Text segment

══════════

I barely scratched the surface on this topic back in September in the post, The “Self”-Education of Writers . . .

That quote about not being able to teach someone to write well is from an article by Kurt Vonnegut back in 1967—Teaching the Unteachable

I thought of putting a few more snippets from the article here but then saw a thread on Google Plus about it.

So to get you in the mood to either agree with Kurt or argue with him, I’ll put a few of the comments from that thread here:

Brian Meeks 19:33
I loved that article! Thanks so much for posting it. I live near, and work (occasionally) in Iowa City. That may be part of why I liked the article, but mostly I just enjoyed…what else…the writing.
I especially enjoyed the bit about poetry writers v. prose writers.
Great find!

William Morton 19:49
KV’s essay is flawed from the first line forward. I would reference the work of Betty Edwards. KV was a cranky old fart. People can be learnt to write better.

Amy Knepper 20:15
to Monika Ullian — Considering I married a preacher and I’m approaching middle life, there were several points I thought were jaded and condescending. I got a chuckle out of it though. At least I can recognize it (and my local writers guild is full of the same combination of people).

══════════

Information supplied

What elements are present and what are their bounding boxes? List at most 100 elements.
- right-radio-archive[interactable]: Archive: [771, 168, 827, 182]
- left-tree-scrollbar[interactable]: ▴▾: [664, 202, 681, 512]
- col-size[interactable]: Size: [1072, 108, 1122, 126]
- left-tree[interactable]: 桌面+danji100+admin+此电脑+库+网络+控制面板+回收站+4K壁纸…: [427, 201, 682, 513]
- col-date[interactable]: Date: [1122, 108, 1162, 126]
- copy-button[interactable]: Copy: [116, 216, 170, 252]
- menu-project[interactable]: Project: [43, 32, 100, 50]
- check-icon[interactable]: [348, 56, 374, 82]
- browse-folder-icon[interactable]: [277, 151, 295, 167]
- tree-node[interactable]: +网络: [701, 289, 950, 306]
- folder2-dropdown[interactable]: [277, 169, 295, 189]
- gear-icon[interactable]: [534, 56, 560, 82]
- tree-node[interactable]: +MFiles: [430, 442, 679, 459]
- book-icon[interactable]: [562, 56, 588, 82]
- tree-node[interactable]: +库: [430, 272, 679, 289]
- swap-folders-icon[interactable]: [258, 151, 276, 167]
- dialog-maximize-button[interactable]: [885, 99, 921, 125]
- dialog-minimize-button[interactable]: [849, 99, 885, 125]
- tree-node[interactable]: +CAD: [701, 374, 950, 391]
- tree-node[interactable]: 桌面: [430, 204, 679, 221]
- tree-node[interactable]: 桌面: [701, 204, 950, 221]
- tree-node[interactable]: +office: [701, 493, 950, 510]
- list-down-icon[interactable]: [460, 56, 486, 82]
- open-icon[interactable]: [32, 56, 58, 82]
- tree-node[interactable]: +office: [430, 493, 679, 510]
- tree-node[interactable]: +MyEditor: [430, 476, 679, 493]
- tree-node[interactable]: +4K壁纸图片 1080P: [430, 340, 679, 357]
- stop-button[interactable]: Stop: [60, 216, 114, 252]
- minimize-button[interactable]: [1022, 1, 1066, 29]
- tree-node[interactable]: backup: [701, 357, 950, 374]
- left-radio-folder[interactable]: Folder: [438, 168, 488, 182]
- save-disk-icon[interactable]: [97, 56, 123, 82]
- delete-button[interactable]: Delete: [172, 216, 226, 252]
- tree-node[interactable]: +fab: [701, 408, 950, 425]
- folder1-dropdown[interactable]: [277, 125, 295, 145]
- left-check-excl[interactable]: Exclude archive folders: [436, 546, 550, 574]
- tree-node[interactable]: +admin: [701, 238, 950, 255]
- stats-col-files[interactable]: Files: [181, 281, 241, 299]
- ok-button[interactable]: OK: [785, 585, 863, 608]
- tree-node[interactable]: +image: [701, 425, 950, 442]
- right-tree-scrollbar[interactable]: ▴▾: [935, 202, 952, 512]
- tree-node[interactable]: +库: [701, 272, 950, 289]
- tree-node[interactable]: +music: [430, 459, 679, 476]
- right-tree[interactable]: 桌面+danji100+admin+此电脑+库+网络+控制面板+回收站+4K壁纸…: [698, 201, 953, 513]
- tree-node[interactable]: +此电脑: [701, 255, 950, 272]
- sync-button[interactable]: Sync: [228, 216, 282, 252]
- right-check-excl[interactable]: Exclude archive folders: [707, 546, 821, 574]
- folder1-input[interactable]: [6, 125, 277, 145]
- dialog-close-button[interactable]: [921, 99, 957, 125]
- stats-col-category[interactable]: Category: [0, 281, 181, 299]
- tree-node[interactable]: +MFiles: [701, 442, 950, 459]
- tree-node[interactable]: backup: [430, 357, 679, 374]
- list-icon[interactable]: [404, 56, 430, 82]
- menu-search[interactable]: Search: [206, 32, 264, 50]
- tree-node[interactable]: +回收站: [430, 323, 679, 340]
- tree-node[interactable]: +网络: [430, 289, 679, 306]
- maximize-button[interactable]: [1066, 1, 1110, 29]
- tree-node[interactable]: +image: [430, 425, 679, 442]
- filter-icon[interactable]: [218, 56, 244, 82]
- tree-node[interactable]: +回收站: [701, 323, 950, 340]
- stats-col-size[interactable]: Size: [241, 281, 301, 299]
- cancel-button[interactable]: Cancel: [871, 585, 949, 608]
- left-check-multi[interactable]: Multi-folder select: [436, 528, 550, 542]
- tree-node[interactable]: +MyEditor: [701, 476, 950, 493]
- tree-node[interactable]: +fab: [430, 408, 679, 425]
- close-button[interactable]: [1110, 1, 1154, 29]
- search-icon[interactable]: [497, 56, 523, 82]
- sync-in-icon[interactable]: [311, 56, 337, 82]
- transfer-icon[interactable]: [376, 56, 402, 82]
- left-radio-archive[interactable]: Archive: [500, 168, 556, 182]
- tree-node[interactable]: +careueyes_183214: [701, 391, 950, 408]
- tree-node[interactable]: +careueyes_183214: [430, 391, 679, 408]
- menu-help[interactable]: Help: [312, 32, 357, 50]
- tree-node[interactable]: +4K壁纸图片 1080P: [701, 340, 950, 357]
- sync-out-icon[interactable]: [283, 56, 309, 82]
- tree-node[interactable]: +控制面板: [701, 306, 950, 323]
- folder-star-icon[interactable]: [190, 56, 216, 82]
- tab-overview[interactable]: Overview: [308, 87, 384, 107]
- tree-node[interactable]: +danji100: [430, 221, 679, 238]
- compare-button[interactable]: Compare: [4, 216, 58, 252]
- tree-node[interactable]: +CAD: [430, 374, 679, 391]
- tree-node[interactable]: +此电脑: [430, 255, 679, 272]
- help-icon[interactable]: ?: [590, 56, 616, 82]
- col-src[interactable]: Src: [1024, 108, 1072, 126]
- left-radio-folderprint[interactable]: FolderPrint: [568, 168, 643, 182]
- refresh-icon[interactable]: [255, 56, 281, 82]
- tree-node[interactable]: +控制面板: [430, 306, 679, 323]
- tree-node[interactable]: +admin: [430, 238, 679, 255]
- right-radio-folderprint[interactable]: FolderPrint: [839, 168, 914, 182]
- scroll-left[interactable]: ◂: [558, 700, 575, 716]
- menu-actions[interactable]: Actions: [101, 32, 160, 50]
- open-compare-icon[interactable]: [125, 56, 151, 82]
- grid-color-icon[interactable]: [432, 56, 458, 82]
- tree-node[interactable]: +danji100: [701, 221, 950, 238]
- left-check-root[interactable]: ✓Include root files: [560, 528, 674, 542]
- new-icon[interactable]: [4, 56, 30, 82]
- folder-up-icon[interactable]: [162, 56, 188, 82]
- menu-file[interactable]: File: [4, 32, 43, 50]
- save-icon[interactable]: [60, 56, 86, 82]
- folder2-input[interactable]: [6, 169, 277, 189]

══════════

Problem A
According to the post about Vonnegut's essay, in what year did Kurt Vonnegut write "Teaching the Unteachable"?
Problem B
Check each statement against the post about Vonnegut's essay. Answer yes or no, and quote the words that decide it. (i) Brian Meeks lives near Iowa City. (ii) William Morton believes people cannot be taught to write better. (iii) Amy Knepper is married to a preacher.
Problem C
Carry on the post about Vonnegut's essay from where it stops.
The data above are material separate from the post about Vonnegut's essay.

Exercise answer A
1967

Exercise answer B
(i) Yes: "I live near, and work (occasionally) in Iowa City."
(ii) No: "People can be learnt to write better."
(iii) Yes: "Considering I married a preacher"

Exercise answer C
Renee Bennett 21:23
I’m minded of a comment from somewhere (sorry, don’t remember who at the moment) that very cynically divided writing groups into two classes of people: those who wanted to write, and those who wanted to have written.

Torah Cottrill 21:39
Best quote: The idea of a conference for prose writes is an absurdity. They don’t confer, can’t confer. It’s all they can do to drag themselves past one another like great, wounded bears.

Check out the thread on G+ for more… [Edit: since I first wrote this the thread responses have grown :-) ]

So what’s your take—Can creative writing be taught??